→ Instructions to follow
Omit all pictures. Copy the rest of the material exactly.

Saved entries
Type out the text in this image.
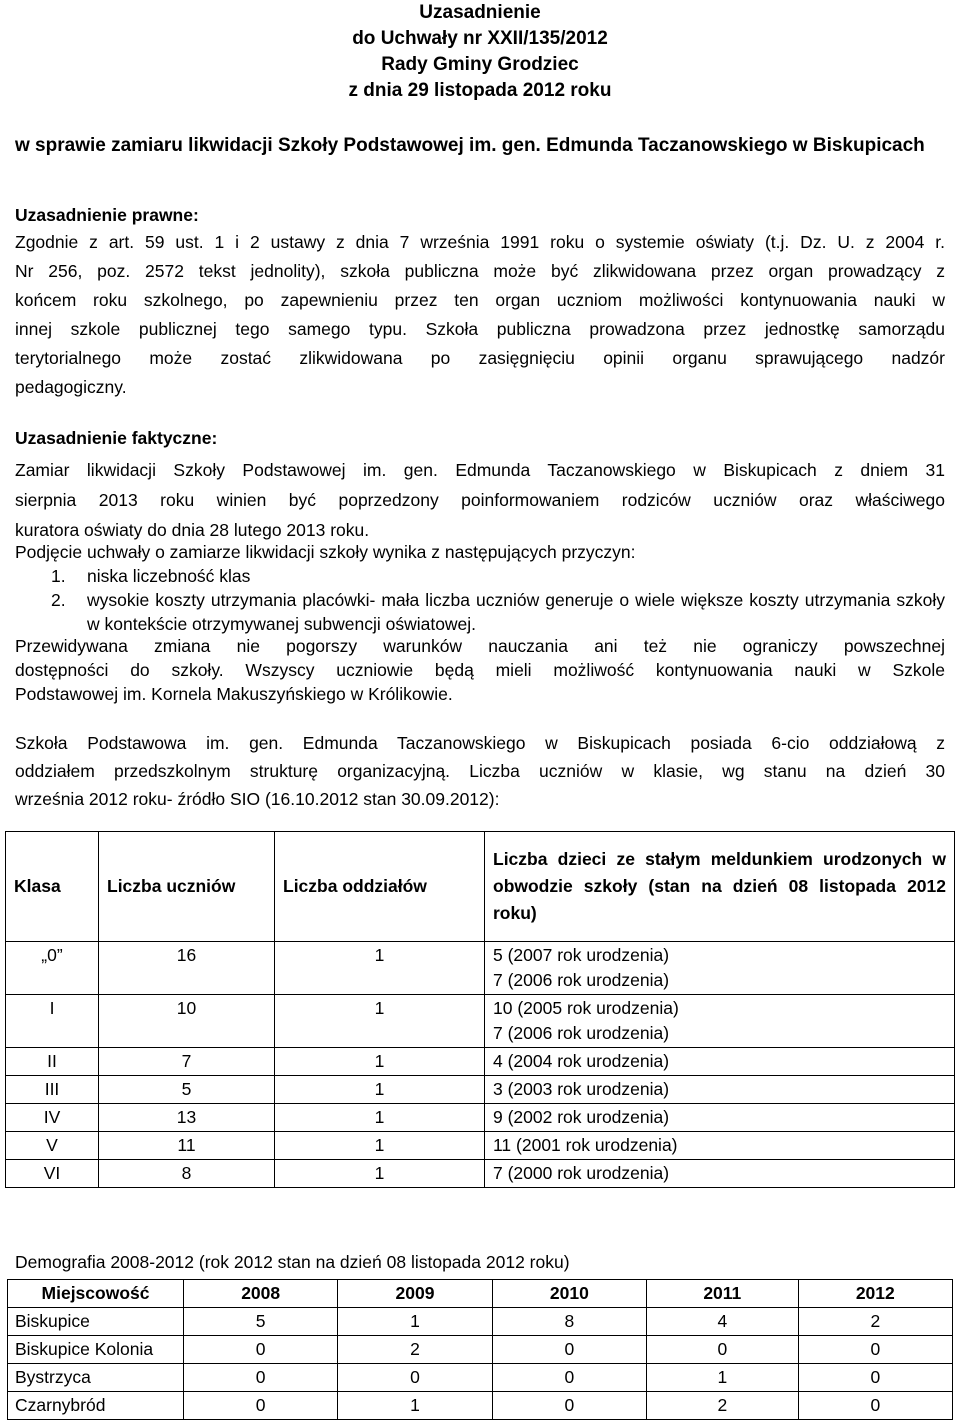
Uzasadnienie
do Uchwały nr XXII/135/2012
Rady Gminy Grodziec
z dnia 29 listopada 2012 roku
w sprawie zamiaru likwidacji Szkoły Podstawowej im. gen. Edmunda Taczanowskiego w Biskupicach
Uzasadnienie prawne:
Zgodnie z art. 59 ust. 1 i 2 ustawy z dnia 7 września 1991 roku o systemie oświaty (t.j. Dz. U. z 2004 r.
Nr 256, poz. 2572 tekst jednolity), szkoła publiczna może być zlikwidowana przez organ prowadzący z
końcem roku szkolnego, po zapewnieniu przez ten organ uczniom możliwości kontynuowania nauki w
innej szkole publicznej tego samego typu. Szkoła publiczna prowadzona przez jednostkę samorządu
terytorialnego może zostać zlikwidowana po zasięgnięciu opinii organu sprawującego nadzór
pedagogiczny.
Uzasadnienie faktyczne:
Zamiar likwidacji Szkoły Podstawowej im. gen. Edmunda Taczanowskiego w Biskupicach z dniem 31
sierpnia 2013 roku winien być poprzedzony poinformowaniem rodziców uczniów oraz właściwego
kuratora oświaty do dnia 28 lutego 2013 roku.
Podjęcie uchwały o zamiarze likwidacji szkoły wynika z następujących przyczyn:
1. niska liczebność klas
2.	wysokie koszty utrzymania placówki- mała liczba uczniów generuje o wiele większe koszty utrzymania szkoły w kontekście otrzymywanej subwencji oświatowej.
Przewidywana zmiana nie pogorszy warunków nauczania ani też nie ograniczy powszechnej
dostępności do szkoły. Wszyscy uczniowie będą mieli możliwość kontynuowania nauki w Szkole
Podstawowej im. Kornela Makuszyńskiego w Królikowie.
Szkoła Podstawowa im. gen. Edmunda Taczanowskiego w Biskupicach posiada 6-cio oddziałową z
oddziałem przedszkolnym strukturę organizacyjną. Liczba uczniów w klasie, wg stanu na dzień 30
września 2012 roku- źródło SIO (16.10.2012 stan 30.09.2012):
Klasa	Liczba uczniów	Liczba oddziałów	Liczba dzieci ze stałym meldunkiem urodzonych w obwodzie szkoły (stan na dzień 08 listopada 2012 roku)
„0”	16	1	5 (2007 rok urodzenia)
7 (2006 rok urodzenia)

I	10	1	10 (2005 rok urodzenia)
7 (2006 rok urodzenia)

II	7	1	4 (2004 rok urodzenia)
III	5	1	3 (2003 rok urodzenia)
IV	13	1	9 (2002 rok urodzenia)
V	11	1	11 (2001 rok urodzenia)
VI	8	1	7 (2000 rok urodzenia)
Demografia 2008-2012 (rok 2012 stan na dzień 08 listopada 2012 roku)
Miejscowość	2008	2009	2010	2011	2012
Biskupice	5	1	8	4	2
Biskupice Kolonia	0	2	0	0	0
Bystrzyca	0	0	0	1	0
Czarnybród	0	1	0	2	0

→ Response to the task
Type out the text in this image.
Uzasadnienie
do Uchwały nr XXII/135/2012
Rady Gminy Grodziec
z dnia 29 listopada 2012 roku
w sprawie zamiaru likwidacji Szkoły Podstawowej im. gen. Edmunda Taczanowskiego w Biskupicach
Uzasadnienie prawne:
Zgodnie z art. 59 ust. 1 i 2 ustawy z dnia 7 września 1991 roku o systemie oświaty (t.j. Dz. U. z 2004 r.
Nr 256, poz. 2572 tekst jednolity), szkoła publiczna może być zlikwidowana przez organ prowadzący z
końcem roku szkolnego, po zapewnieniu przez ten organ uczniom możliwości kontynuowania nauki w
innej szkole publicznej tego samego typu. Szkoła publiczna prowadzona przez jednostkę samorządu
terytorialnego może zostać zlikwidowana po zasięgnięciu opinii organu sprawującego nadzór
pedagogiczny.
Uzasadnienie faktyczne:
Zamiar likwidacji Szkoły Podstawowej im. gen. Edmunda Taczanowskiego w Biskupicach z dniem 31
sierpnia 2013 roku winien być poprzedzony poinformowaniem rodziców uczniów oraz właściwego
kuratora oświaty do dnia 28 lutego 2013 roku.
Podjęcie uchwały o zamiarze likwidacji szkoły wynika z następujących przyczyn:
1. niska liczebność klas
2.	wysokie koszty utrzymania placówki- mała liczba uczniów generuje o wiele większe koszty utrzymania szkoły w kontekście otrzymywanej subwencji oświatowej.
Przewidywana zmiana nie pogorszy warunków nauczania ani też nie ograniczy powszechnej
dostępności do szkoły. Wszyscy uczniowie będą mieli możliwość kontynuowania nauki w Szkole
Podstawowej im. Kornela Makuszyńskiego w Królikowie.
Szkoła Podstawowa im. gen. Edmunda Taczanowskiego w Biskupicach posiada 6-cio oddziałową z
oddziałem przedszkolnym strukturę organizacyjną. Liczba uczniów w klasie, wg stanu na dzień 30
września 2012 roku- źródło SIO (16.10.2012 stan 30.09.2012):
Klasa	Liczba uczniów	Liczba oddziałów	Liczba dzieci ze stałym meldunkiem urodzonych w obwodzie szkoły (stan na dzień 08 listopada 2012 roku)
„0”	16	1	5 (2007 rok urodzenia)
7 (2006 rok urodzenia)

I	10	1	10 (2005 rok urodzenia)
7 (2006 rok urodzenia)

II	7	1	4 (2004 rok urodzenia)
III	5	1	3 (2003 rok urodzenia)
IV	13	1	9 (2002 rok urodzenia)
V	11	1	11 (2001 rok urodzenia)
VI	8	1	7 (2000 rok urodzenia)
Demografia 2008-2012 (rok 2012 stan na dzień 08 listopada 2012 roku)
Miejscowość	2008	2009	2010	2011	2012
Biskupice	5	1	8	4	2
Biskupice Kolonia	0	2	0	0	0
Bystrzyca	0	0	0	1	0
Czarnybród	0	1	0	2	0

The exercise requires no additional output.